Data supplied -
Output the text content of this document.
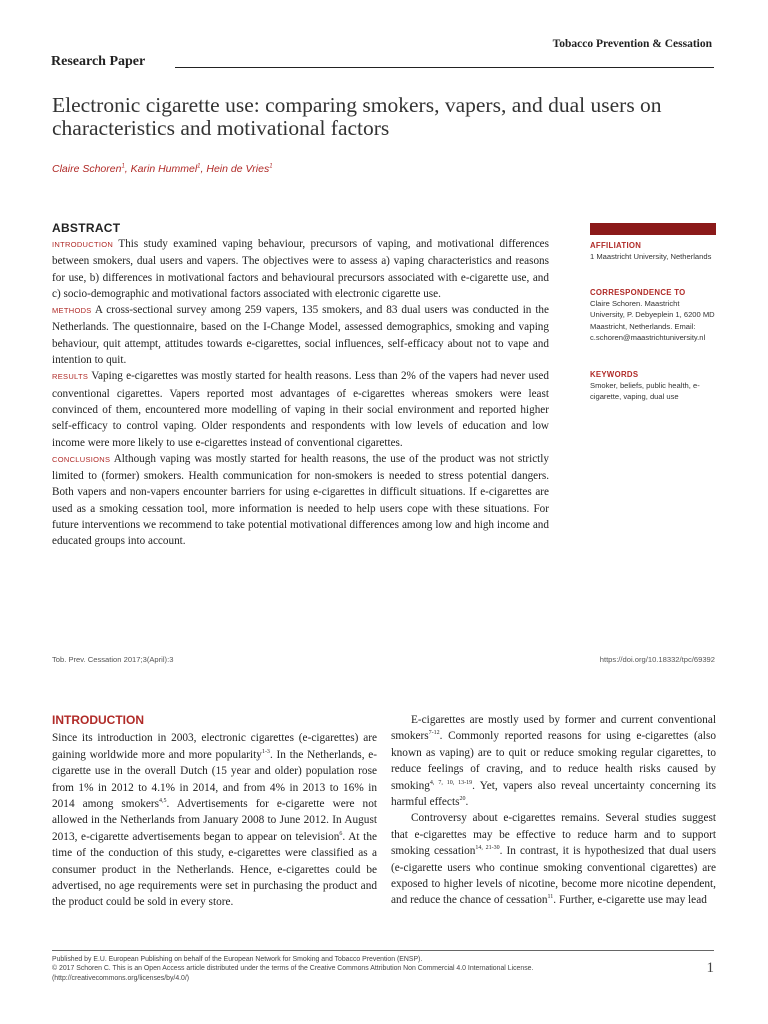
Tobacco Prevention & Cessation
Research Paper
Electronic cigarette use: comparing smokers, vapers, and dual users on characteristics and motivational factors
Claire Schoren$^1$, Karin Hummel$^1$, Hein de Vries$^1$
ABSTRACT

INTRODUCTION This study examined vaping behaviour, precursors of vaping, and motivational differences between smokers, dual users and vapers. The objectives were to assess a) vaping characteristics and reasons for use, b) differences in motivational factors and behavioural precursors associated with e-cigarette use, and c) socio-demographic and motivational factors associated with electronic cigarette use.

METHODS A cross-sectional survey among 259 vapers, 135 smokers, and 83 dual users was conducted in the Netherlands. The questionnaire, based on the I-Change Model, assessed demographics, smoking and vaping behaviour, quit attempt, attitudes towards e-cigarettes, social influences, self-efficacy about not to vape and intention to quit.

RESULTS Vaping e-cigarettes was mostly started for health reasons. Less than 2% of the vapers had never used conventional cigarettes. Vapers reported most advantages of e-cigarettes whereas smokers were least convinced of them, encountered more modelling of vaping in their social environment and reported higher self-efficacy to control vaping. Older respondents and respondents with low levels of education and low income were more likely to use e-cigarettes instead of conventional cigarettes.

CONCLUSIONS Although vaping was mostly started for health reasons, the use of the product was not strictly limited to (former) smokers. Health communication for non-smokers is needed to stress potential dangers. Both vapers and non-vapers encounter barriers for using e-cigarettes in difficult situations. If e-cigarettes are used as a smoking cessation tool, more information is needed to help users cope with these situations. For future interventions we recommend to take potential motivational differences among low and high income and educated groups into account.

AFFILIATION
1 Maastricht University, Netherlands
CORRESPONDENCE TO
Claire Schoren. Maastricht University, P. Debyeplein 1, 6200 MD Maastricht, Netherlands. Email: c.schoren@maastrichtuniversity.nl
KEYWORDS
Smoker, beliefs, public health, e-cigarette, vaping, dual use
Tob. Prev. Cessation 2017;3(April):3	https://doi.org/10.18332/tpc/69392

INTRODUCTION

Since its introduction in 2003, electronic cigarettes (e-cigarettes) are gaining worldwide more and more popularity$^{1-3}$. In the Netherlands, e-cigarette use in the overall Dutch (15 year and older) population rose from 1% in 2012 to 4.1% in 2014, and from 4% in 2013 to 16% in 2014 among smokers$^{4,5}$. Advertisements for e-cigarette were not allowed in the Netherlands from January 2008 to June 2012. In August 2013, e-cigarette advertisements began to appear on television$^6$. At the time of the conduction of this study, e-cigarettes were classified as a consumer product in the Netherlands. Hence, e-cigarettes could be advertised, no age requirements were set in purchasing the product and the product could be sold in every store.

E-cigarettes are mostly used by former and current conventional smokers$^{7-12}$. Commonly reported reasons for using e-cigarettes (also known as vaping) are to quit or reduce smoking regular cigarettes, to reduce feelings of craving, and to reduce health risks caused by smoking$^{4, 7, 10, 13-19}$. Yet, vapers also reveal uncertainty concerning its harmful effects$^{20}$.

Controversy about e-cigarettes remains. Several studies suggest that e-cigarettes may be effective to reduce harm and to support smoking cessation$^{14, 21-30}$. In contrast, it is hypothesized that dual users (e-cigarette users who continue smoking conventional cigarettes) are exposed to higher levels of nicotine, become more nicotine dependent, and reduce the chance of cessation$^{11}$. Further, e-cigarette use may lead

Published by E.U. European Publishing on behalf of the European Network for Smoking and Tobacco Prevention (ENSP).
© 2017 Schoren C. This is an Open Access article distributed under the terms of the Creative Commons Attribution Non Commercial 4.0 International License.
(http://creativecommons.org/licenses/by/4.0/)
1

The request - Extract each line from the entries above that contains the string "higher".

Final answer -
RESULTS Vaping e-cigarettes was mostly started for health reasons. Less than 2% of the vapers had never used conventional cigarettes. Vapers reported most advantages of e-cigarettes whereas smokers were least convinced of them, encountered more modelling of vaping in their social environment and reported higher self-efficacy to control vaping. Older respondents and respondents with low levels of education and low income were more likely to use e-cigarettes instead of conventional cigarettes.
Controversy about e-cigarettes remains. Several studies suggest that e-cigarettes may be effective to reduce harm and to support smoking cessation$^{14, 21-30}$. In contrast, it is hypothesized that dual users (e-cigarette users who continue smoking conventional cigarettes) are exposed to higher levels of nicotine, become more nicotine dependent, and reduce the chance of cessation$^{11}$. Further, e-cigarette use may lead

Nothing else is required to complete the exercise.